* **DATA FOR THIS EXERCISE**:
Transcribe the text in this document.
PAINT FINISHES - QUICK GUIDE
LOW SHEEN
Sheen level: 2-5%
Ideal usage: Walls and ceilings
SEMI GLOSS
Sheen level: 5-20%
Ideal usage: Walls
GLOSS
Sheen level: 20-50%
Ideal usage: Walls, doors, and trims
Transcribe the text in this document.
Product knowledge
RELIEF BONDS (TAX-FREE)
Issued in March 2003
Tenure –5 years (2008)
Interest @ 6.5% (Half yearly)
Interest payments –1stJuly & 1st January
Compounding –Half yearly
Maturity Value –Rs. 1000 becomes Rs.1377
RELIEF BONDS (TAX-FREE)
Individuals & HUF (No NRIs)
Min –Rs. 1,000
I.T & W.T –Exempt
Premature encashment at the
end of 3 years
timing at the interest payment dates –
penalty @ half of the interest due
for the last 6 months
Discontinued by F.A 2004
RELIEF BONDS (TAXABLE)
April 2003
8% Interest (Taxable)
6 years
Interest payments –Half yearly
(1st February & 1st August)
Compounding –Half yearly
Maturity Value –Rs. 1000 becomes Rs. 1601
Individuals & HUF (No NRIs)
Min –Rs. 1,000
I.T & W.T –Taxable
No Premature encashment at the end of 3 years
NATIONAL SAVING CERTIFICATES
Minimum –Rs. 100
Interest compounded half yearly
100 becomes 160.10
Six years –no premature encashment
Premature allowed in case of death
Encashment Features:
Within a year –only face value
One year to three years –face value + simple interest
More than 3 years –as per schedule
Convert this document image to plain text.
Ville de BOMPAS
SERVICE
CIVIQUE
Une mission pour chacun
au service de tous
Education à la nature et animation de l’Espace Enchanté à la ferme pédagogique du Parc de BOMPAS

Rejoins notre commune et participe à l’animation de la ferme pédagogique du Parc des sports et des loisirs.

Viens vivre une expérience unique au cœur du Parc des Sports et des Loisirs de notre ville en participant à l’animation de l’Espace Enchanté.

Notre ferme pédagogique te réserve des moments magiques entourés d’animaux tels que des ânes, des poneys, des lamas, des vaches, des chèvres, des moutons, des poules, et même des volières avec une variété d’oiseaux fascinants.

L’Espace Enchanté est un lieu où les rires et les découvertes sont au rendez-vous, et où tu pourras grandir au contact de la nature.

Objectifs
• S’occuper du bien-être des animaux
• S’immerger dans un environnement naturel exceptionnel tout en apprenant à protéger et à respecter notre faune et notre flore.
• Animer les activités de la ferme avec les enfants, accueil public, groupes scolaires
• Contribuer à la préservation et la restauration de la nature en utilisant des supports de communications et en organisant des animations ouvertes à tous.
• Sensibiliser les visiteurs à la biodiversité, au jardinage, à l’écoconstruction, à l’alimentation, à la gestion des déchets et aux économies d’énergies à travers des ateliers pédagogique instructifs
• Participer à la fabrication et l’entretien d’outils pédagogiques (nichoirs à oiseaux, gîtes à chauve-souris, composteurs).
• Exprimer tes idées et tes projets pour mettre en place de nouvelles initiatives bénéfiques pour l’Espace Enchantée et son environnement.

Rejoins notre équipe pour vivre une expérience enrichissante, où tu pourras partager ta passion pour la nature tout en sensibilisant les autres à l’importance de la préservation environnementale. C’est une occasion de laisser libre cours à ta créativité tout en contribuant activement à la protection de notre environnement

* **EXERCISE OBJECTIVE**:
Copy out all of the records above with nothing altered.

* **SOLUTION TO THIS TASK**:
Transcribe the text in this document.
PAINT FINISHES - QUICK GUIDE
LOW SHEEN
Sheen level: 2-5%
Ideal usage: Walls and ceilings
SEMI GLOSS
Sheen level: 5-20%
Ideal usage: Walls
GLOSS
Sheen level: 20-50%
Ideal usage: Walls, doors, and trims
Transcribe the text in this document.
Product knowledge
RELIEF BONDS (TAX-FREE)
Issued in March 2003
Tenure –5 years (2008)
Interest @ 6.5% (Half yearly)
Interest payments –1stJuly & 1st January
Compounding –Half yearly
Maturity Value –Rs. 1000 becomes Rs.1377
RELIEF BONDS (TAX-FREE)
Individuals & HUF (No NRIs)
Min –Rs. 1,000
I.T & W.T –Exempt
Premature encashment at the
end of 3 years
timing at the interest payment dates –
penalty @ half of the interest due
for the last 6 months
Discontinued by F.A 2004
RELIEF BONDS (TAXABLE)
April 2003
8% Interest (Taxable)
6 years
Interest payments –Half yearly
(1st February & 1st August)
Compounding –Half yearly
Maturity Value –Rs. 1000 becomes Rs. 1601
Individuals & HUF (No NRIs)
Min –Rs. 1,000
I.T & W.T –Taxable
No Premature encashment at the end of 3 years
NATIONAL SAVING CERTIFICATES
Minimum –Rs. 100
Interest compounded half yearly
100 becomes 160.10
Six years –no premature encashment
Premature allowed in case of death
Encashment Features:
Within a year –only face value
One year to three years –face value + simple interest
More than 3 years –as per schedule
Convert this document image to plain text.
Ville de BOMPAS
SERVICE
CIVIQUE
Une mission pour chacun
au service de tous
Education à la nature et animation de l’Espace Enchanté à la ferme pédagogique du Parc de BOMPAS

Rejoins notre commune et participe à l’animation de la ferme pédagogique du Parc des sports et des loisirs.

Viens vivre une expérience unique au cœur du Parc des Sports et des Loisirs de notre ville en participant à l’animation de l’Espace Enchanté.

Notre ferme pédagogique te réserve des moments magiques entourés d’animaux tels que des ânes, des poneys, des lamas, des vaches, des chèvres, des moutons, des poules, et même des volières avec une variété d’oiseaux fascinants.

L’Espace Enchanté est un lieu où les rires et les découvertes sont au rendez-vous, et où tu pourras grandir au contact de la nature.

Objectifs
• S’occuper du bien-être des animaux
• S’immerger dans un environnement naturel exceptionnel tout en apprenant à protéger et à respecter notre faune et notre flore.
• Animer les activités de la ferme avec les enfants, accueil public, groupes scolaires
• Contribuer à la préservation et la restauration de la nature en utilisant des supports de communications et en organisant des animations ouvertes à tous.
• Sensibiliser les visiteurs à la biodiversité, au jardinage, à l’écoconstruction, à l’alimentation, à la gestion des déchets et aux économies d’énergies à travers des ateliers pédagogique instructifs
• Participer à la fabrication et l’entretien d’outils pédagogiques (nichoirs à oiseaux, gîtes à chauve-souris, composteurs).
• Exprimer tes idées et tes projets pour mettre en place de nouvelles initiatives bénéfiques pour l’Espace Enchantée et son environnement.

Rejoins notre équipe pour vivre une expérience enrichissante, où tu pourras partager ta passion pour la nature tout en sensibilisant les autres à l’importance de la préservation environnementale. C’est une occasion de laisser libre cours à ta créativité tout en contribuant activement à la protection de notre environnement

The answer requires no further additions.